WHAT THE EXERCISE ASKS:
Could you reproduce, word for word, the full text about the constitutional challenge to Rule 1.6?

TEXT EXCERPT:
-----

It was quickly very clear that the Constitutional Challenge of Rule 1.6 was not immune from Rule 1.6 misconduct and the the injustice once the act of misconduct which involves the judge.
Did those behind it realize? Were they taking one last stab at Rule 1.6-ing before it would become unconstitutuional and justice would be restored to the people. Judicial integrity would no longer be compromised. Last Call.
Did they realize that they were using it against people who understood it?
Did they realize they would be acting in Federal Court, with a nationwide audience of 56 Attorneys General particpating. Yes. As such, they would require assist from the Clerk of Courts.
Did those behind it realize that we had anticipated interference and not only were we paying attention, we had also called in resources to safeguard the process, and were getting feedback from every person involved.

-----

MATERIAL PROVIDED:

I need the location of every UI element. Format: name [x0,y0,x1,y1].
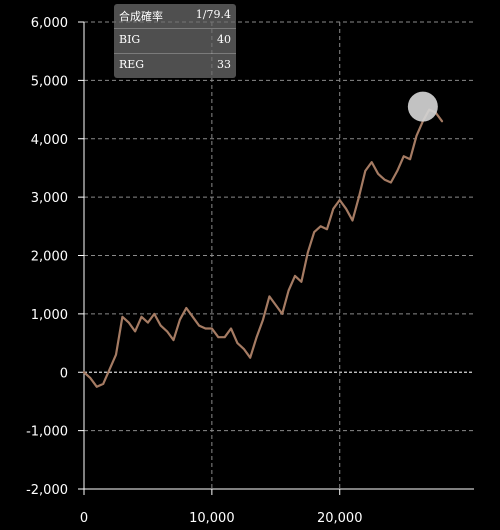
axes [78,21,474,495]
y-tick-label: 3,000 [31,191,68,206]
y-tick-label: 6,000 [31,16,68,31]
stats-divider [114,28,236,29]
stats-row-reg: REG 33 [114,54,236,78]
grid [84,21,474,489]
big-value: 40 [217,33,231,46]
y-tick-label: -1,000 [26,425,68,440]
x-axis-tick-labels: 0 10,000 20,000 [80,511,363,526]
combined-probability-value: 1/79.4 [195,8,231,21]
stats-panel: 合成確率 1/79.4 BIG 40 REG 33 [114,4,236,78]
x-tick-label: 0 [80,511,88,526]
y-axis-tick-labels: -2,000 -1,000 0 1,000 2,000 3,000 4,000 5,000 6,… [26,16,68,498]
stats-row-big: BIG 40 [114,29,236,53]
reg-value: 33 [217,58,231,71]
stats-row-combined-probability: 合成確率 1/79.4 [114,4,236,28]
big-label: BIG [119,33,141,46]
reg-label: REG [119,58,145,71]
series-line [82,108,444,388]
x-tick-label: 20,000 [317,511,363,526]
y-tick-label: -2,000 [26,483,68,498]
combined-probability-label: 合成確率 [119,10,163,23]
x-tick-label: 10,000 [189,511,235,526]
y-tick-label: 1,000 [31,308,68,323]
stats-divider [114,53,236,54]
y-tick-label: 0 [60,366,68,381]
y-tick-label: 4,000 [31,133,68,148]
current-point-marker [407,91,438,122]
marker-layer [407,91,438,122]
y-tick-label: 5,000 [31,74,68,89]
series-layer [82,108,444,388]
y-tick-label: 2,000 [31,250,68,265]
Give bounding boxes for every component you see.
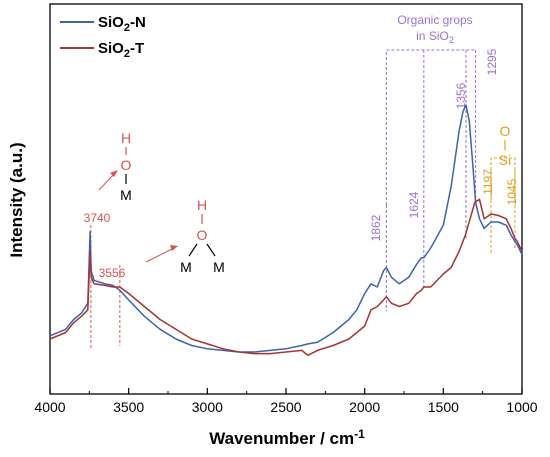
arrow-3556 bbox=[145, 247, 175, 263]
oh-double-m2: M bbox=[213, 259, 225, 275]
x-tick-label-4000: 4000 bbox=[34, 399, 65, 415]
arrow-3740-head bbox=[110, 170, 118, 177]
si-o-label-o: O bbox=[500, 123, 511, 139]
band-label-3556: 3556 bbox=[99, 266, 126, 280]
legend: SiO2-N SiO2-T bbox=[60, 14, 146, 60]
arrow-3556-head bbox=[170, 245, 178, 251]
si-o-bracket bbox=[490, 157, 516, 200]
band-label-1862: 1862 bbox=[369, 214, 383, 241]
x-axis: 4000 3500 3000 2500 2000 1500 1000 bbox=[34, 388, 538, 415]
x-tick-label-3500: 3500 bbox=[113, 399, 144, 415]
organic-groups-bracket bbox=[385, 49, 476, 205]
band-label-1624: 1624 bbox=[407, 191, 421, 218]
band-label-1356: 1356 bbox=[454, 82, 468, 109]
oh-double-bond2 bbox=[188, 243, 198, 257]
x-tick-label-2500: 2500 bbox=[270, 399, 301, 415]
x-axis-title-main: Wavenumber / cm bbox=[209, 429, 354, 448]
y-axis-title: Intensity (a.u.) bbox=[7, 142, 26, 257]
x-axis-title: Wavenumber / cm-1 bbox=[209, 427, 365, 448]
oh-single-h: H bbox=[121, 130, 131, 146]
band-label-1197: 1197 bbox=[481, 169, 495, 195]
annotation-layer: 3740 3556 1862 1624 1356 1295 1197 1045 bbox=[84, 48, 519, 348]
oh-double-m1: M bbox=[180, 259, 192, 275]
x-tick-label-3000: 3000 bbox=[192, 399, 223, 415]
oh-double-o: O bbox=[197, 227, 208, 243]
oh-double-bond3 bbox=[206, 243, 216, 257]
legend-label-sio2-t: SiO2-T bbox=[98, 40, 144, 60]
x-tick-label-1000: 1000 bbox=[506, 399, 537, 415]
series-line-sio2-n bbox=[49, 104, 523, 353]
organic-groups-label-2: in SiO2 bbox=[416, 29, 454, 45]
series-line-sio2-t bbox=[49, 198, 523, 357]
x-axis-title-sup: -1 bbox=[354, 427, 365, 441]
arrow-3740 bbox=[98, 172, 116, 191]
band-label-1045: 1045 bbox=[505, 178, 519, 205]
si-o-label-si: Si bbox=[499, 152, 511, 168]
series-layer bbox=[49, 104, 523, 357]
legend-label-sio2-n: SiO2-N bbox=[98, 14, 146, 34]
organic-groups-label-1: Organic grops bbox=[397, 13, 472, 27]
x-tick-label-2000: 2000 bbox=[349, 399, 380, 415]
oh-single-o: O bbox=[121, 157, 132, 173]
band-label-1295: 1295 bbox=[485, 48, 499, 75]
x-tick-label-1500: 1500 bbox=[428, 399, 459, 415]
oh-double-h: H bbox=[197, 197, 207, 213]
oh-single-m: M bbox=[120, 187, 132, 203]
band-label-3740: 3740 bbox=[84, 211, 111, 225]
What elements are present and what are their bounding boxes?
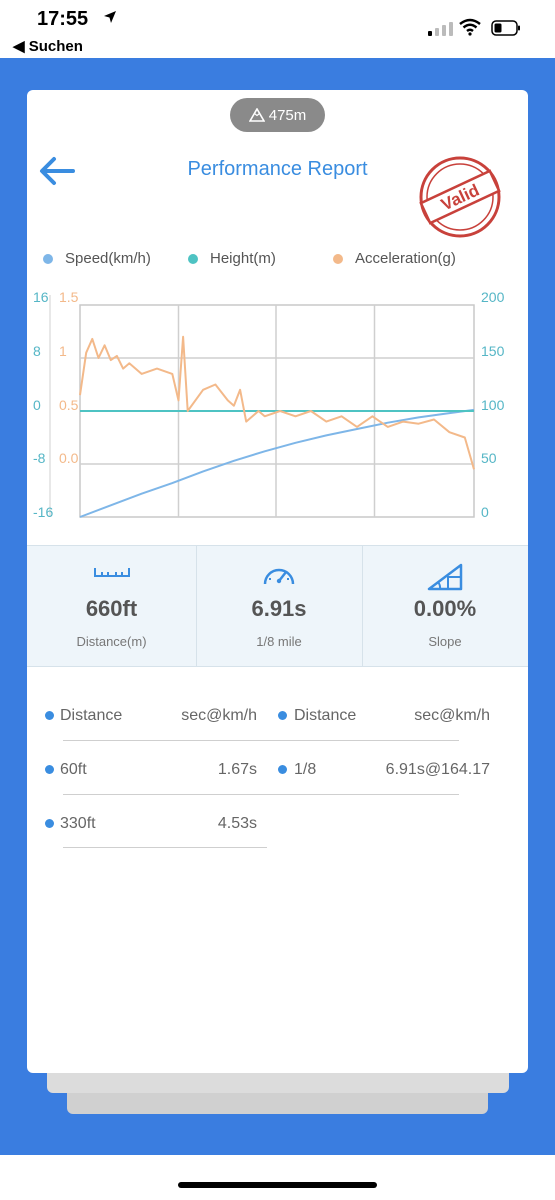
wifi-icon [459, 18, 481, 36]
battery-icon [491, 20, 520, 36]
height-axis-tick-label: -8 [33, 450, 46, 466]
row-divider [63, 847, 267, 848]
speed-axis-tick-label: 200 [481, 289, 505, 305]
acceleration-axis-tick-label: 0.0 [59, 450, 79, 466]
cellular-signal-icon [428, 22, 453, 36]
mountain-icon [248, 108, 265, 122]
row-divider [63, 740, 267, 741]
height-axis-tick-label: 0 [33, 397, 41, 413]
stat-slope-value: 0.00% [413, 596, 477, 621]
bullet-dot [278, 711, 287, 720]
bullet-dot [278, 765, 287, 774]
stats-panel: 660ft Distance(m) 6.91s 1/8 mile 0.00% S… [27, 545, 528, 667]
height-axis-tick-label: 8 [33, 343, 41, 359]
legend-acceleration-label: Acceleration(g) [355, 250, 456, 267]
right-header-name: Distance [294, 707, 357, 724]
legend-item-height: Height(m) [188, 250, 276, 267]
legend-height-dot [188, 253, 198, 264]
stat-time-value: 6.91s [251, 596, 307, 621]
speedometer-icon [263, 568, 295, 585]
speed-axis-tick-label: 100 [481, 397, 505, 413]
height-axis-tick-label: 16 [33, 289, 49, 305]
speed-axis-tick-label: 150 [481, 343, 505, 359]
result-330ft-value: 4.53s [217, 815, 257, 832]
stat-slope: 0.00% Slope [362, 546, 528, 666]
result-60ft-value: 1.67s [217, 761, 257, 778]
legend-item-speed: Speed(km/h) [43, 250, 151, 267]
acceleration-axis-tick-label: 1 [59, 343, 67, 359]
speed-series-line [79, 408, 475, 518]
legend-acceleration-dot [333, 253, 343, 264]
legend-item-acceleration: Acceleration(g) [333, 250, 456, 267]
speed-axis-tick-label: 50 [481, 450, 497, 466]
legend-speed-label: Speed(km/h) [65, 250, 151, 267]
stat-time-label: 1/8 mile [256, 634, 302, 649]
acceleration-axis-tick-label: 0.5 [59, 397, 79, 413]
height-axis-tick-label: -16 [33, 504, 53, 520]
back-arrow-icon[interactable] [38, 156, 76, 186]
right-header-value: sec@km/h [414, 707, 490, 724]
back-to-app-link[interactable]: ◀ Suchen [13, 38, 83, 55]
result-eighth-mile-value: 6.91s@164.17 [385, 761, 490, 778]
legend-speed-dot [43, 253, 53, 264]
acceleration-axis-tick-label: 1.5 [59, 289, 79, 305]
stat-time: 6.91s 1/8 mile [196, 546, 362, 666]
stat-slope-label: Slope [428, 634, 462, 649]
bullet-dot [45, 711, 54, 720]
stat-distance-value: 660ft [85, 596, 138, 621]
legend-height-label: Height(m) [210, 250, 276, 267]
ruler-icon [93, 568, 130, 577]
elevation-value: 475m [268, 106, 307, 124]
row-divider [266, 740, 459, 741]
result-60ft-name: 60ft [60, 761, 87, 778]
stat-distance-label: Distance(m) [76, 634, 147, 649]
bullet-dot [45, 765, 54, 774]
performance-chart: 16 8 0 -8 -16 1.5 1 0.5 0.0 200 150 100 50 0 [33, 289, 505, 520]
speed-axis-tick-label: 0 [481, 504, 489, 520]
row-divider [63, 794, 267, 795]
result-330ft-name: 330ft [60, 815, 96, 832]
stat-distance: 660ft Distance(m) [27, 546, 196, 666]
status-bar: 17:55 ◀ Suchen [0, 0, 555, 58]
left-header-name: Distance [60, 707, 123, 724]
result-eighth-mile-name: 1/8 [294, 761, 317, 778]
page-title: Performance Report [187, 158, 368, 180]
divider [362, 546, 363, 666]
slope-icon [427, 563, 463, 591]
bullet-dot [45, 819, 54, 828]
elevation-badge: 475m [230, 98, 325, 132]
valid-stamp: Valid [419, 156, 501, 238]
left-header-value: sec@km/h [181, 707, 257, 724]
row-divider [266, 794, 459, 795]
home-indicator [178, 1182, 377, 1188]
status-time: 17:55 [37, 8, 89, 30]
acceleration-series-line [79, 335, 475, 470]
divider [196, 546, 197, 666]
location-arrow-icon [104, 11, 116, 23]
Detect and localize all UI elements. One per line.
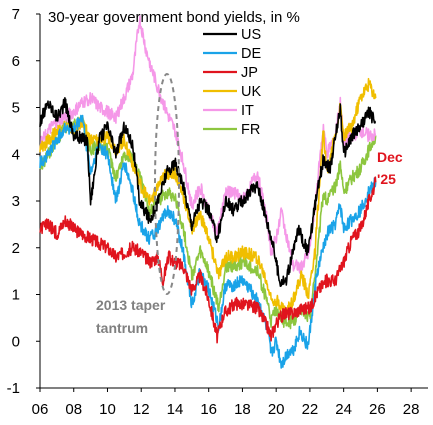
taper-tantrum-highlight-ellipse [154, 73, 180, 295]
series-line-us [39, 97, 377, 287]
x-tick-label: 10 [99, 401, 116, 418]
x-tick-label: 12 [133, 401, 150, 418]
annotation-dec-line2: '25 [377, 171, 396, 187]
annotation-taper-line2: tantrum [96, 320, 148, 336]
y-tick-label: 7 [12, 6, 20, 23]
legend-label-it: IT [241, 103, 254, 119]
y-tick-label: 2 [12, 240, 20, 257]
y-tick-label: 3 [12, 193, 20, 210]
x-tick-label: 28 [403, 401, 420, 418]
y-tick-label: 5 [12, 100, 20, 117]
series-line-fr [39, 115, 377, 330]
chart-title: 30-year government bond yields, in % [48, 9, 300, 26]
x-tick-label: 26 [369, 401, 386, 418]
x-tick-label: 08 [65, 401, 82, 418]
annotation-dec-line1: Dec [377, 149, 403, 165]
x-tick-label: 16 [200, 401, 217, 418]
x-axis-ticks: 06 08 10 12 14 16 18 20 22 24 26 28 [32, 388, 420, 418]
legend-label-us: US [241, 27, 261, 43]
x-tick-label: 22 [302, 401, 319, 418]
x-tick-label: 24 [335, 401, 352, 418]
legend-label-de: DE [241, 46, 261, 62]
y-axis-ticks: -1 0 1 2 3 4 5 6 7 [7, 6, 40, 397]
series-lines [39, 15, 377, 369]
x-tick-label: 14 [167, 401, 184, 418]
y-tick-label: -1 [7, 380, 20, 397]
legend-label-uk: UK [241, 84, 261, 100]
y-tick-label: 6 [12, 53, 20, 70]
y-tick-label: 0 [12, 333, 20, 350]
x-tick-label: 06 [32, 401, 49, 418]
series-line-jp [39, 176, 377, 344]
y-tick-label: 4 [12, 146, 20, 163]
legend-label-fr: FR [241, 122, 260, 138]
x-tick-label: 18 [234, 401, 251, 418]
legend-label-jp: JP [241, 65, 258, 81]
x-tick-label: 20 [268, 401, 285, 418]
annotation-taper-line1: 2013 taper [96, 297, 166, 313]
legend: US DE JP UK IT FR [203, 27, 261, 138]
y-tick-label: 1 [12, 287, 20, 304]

-----

ANSWER TO THE EXERCISE:
It was quickly very clear that the Constitutional Challenge of Rule 1.6 was not immune from Rule 1.6 misconduct and the the injustice once the act of misconduct which involves the judge.
Did those behind it realize? Were they taking one last stab at Rule 1.6-ing before it would become unconstitutuional and justice would be restored to the people. Judicial integrity would no longer be compromised. Last Call.
Did they realize that they were using it against people who understood it?
Did they realize they would be acting in Federal Court, with a nationwide audience of 56 Attorneys General particpating. Yes. As such, they would require assist from the Clerk of Courts.
Did those behind it realize that we had anticipated interference and not only were we paying attention, we had also called in resources to safeguard the process, and were getting feedback from every person involved.